- [Saved entries]:
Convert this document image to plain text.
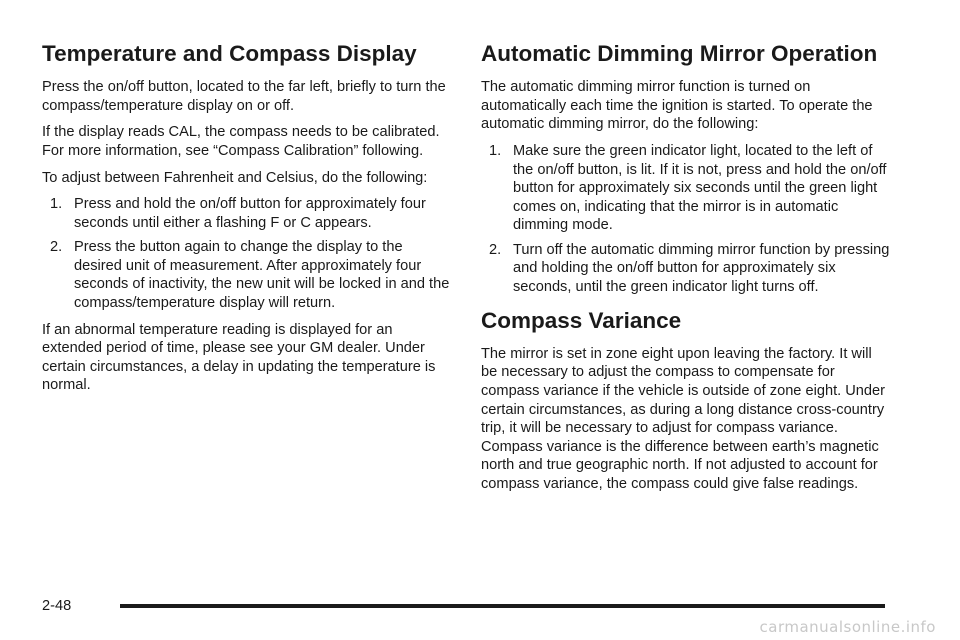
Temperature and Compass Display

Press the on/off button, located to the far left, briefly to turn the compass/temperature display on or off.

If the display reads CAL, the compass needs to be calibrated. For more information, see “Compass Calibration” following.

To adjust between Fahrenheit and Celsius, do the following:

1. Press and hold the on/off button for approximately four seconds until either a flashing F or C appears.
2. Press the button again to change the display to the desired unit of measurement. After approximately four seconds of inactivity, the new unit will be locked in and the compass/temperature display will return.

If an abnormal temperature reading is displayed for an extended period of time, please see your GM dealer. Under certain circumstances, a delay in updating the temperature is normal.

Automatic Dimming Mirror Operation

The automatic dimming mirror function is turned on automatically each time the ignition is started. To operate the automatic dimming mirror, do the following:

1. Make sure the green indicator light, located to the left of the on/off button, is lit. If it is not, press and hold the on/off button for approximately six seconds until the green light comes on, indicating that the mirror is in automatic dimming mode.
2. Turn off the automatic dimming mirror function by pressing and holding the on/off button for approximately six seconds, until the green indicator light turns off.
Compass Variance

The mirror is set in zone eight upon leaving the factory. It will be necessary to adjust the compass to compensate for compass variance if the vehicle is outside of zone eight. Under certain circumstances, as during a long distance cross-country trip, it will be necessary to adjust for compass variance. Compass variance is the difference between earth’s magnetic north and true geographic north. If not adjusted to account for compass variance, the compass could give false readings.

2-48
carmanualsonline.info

- [BRIEF]: A line counts if it holds the word "between". How many lines of the entries count? Give the number only.

- [THE COMPLETED TASK]: 2